▶ _Raw records_
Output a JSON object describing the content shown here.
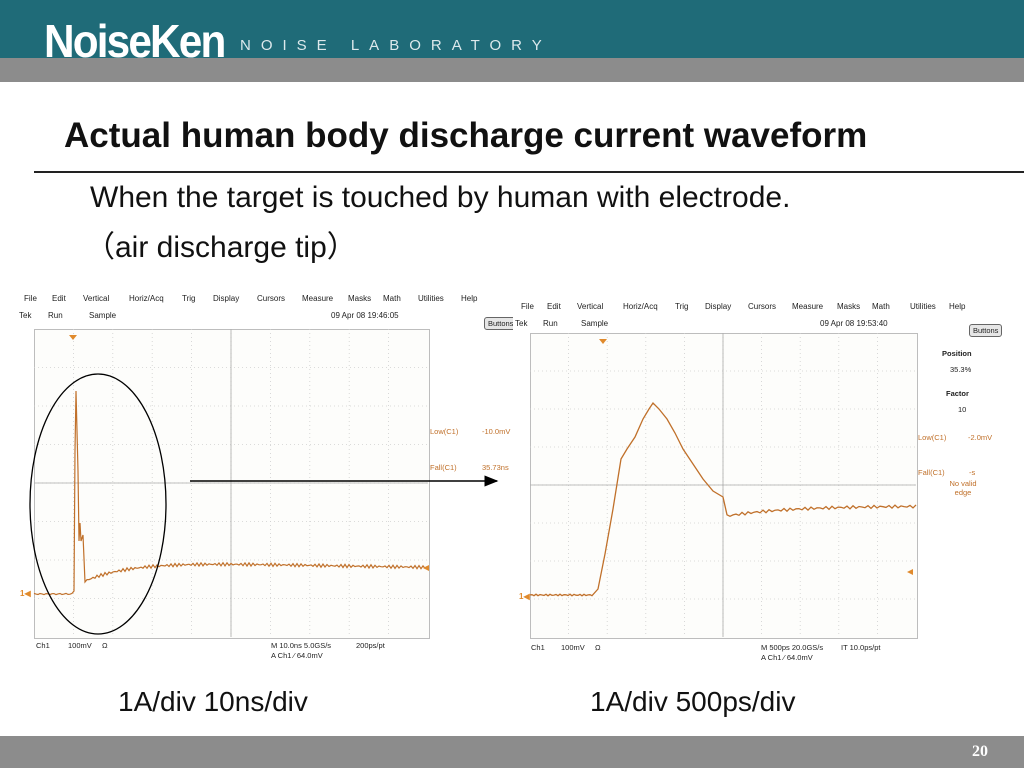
{
  "header": {
    "logo": "NoiseKen",
    "logo_sub": "NOISE LABORATORY"
  },
  "slide": {
    "title": "Actual human body discharge current waveform",
    "subtitle_line1": "When the target is touched by human with electrode.",
    "subtitle_line2": "（air discharge tip）",
    "caption_left": "1A/div   10ns/div",
    "caption_right": "1A/div   500ps/div",
    "page_number": "20"
  },
  "colors": {
    "topbar": "#1f6b78",
    "strip": "#8c8c8c",
    "trace": "#c0702a"
  },
  "scope_left": {
    "menu": [
      "File",
      "Edit",
      "Vertical",
      "Horiz/Acq",
      "Trig",
      "Display",
      "Cursors",
      "Measure",
      "Masks",
      "Math",
      "Utilities",
      "Help"
    ],
    "status_brand": "Tek",
    "status_run": "Run",
    "status_mode": "Sample",
    "timestamp": "09 Apr 08 19:46:05",
    "buttons_label": "Buttons",
    "meas1_label": "Low(C1)",
    "meas1_value": "-10.0mV",
    "meas2_label": "Fall(C1)",
    "meas2_value": "35.73ns",
    "ch_label": "Ch1",
    "ch_scale": "100mV",
    "ch_coupling": "Ω",
    "horiz": "M 10.0ns 5.0GS/s",
    "pts": "200ps/pt",
    "trig": "A  Ch1  ⁄  64.0mV"
  },
  "scope_right": {
    "menu": [
      "File",
      "Edit",
      "Vertical",
      "Horiz/Acq",
      "Trig",
      "Display",
      "Cursors",
      "Measure",
      "Masks",
      "Math",
      "Utilities",
      "Help"
    ],
    "status_brand": "Tek",
    "status_run": "Run",
    "status_mode": "Sample",
    "timestamp": "09 Apr 08 19:53:40",
    "buttons_label": "Buttons",
    "position_label": "Position",
    "position_value": "35.3%",
    "factor_label": "Factor",
    "factor_value": "10",
    "meas1_label": "Low(C1)",
    "meas1_value": "-2.0mV",
    "meas2_label": "Fall(C1)",
    "meas2_value": "-s",
    "meas2_note": "No valid edge",
    "ch_label": "Ch1",
    "ch_scale": "100mV",
    "ch_coupling": "Ω",
    "horiz": "M 500ps 20.0GS/s",
    "pts": "IT 10.0ps/pt",
    "trig": "A  Ch1  ⁄  64.0mV"
  }
}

▶ _Instructions to follow_
Copy all lines from the material that hold "timestamp".

▶ _Right answer_
    "timestamp": "09 Apr 08 19:46:05",
    "timestamp": "09 Apr 08 19:53:40",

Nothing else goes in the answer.